**Exercise description**. Report only how many lines hold the word "ripening".

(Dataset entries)
------------------------------
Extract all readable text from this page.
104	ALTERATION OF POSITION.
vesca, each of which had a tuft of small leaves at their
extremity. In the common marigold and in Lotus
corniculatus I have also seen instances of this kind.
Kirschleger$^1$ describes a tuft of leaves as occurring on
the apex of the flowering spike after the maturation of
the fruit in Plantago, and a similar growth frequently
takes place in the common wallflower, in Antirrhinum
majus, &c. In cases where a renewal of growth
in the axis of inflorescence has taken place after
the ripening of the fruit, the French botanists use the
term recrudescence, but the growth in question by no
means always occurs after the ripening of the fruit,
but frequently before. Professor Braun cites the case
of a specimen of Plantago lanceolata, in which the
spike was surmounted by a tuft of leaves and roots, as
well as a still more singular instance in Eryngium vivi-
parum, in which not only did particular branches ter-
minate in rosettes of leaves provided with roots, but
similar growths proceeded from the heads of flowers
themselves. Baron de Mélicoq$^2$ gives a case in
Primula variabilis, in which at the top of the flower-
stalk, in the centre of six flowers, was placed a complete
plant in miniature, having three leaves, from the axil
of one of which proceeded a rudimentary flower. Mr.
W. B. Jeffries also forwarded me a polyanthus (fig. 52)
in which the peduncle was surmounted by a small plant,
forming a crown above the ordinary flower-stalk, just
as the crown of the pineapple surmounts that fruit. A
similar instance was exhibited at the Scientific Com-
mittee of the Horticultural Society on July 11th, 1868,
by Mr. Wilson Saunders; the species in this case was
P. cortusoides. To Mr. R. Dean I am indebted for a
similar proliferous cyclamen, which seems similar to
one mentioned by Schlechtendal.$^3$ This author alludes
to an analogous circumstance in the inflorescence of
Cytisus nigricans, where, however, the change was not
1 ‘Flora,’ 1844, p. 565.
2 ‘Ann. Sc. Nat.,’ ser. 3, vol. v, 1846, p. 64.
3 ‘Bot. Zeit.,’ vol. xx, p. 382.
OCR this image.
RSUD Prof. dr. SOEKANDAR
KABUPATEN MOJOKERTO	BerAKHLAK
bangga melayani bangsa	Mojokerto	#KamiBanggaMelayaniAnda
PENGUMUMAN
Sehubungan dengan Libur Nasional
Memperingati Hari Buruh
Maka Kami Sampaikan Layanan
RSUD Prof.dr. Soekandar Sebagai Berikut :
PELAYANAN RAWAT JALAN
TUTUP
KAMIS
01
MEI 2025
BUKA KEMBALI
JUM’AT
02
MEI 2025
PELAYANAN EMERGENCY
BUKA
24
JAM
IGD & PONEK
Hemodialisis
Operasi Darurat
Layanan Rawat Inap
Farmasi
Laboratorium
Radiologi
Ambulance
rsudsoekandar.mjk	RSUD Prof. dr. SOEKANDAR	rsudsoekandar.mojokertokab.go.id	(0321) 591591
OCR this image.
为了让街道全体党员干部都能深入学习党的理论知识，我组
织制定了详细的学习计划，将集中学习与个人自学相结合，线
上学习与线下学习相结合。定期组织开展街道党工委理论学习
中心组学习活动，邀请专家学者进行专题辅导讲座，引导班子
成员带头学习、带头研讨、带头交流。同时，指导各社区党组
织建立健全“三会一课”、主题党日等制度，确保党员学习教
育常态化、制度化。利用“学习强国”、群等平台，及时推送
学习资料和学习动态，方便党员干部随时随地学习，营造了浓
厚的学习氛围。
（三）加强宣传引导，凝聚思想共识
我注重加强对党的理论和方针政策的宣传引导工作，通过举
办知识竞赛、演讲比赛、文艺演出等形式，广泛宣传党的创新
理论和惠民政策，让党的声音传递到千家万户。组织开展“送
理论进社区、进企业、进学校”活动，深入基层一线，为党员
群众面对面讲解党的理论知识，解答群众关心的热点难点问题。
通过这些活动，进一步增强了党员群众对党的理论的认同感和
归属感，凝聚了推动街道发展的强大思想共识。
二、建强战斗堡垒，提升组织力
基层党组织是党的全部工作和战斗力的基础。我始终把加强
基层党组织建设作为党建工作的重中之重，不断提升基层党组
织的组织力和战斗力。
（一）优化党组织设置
------------------------------
**Answer to the problem**. 2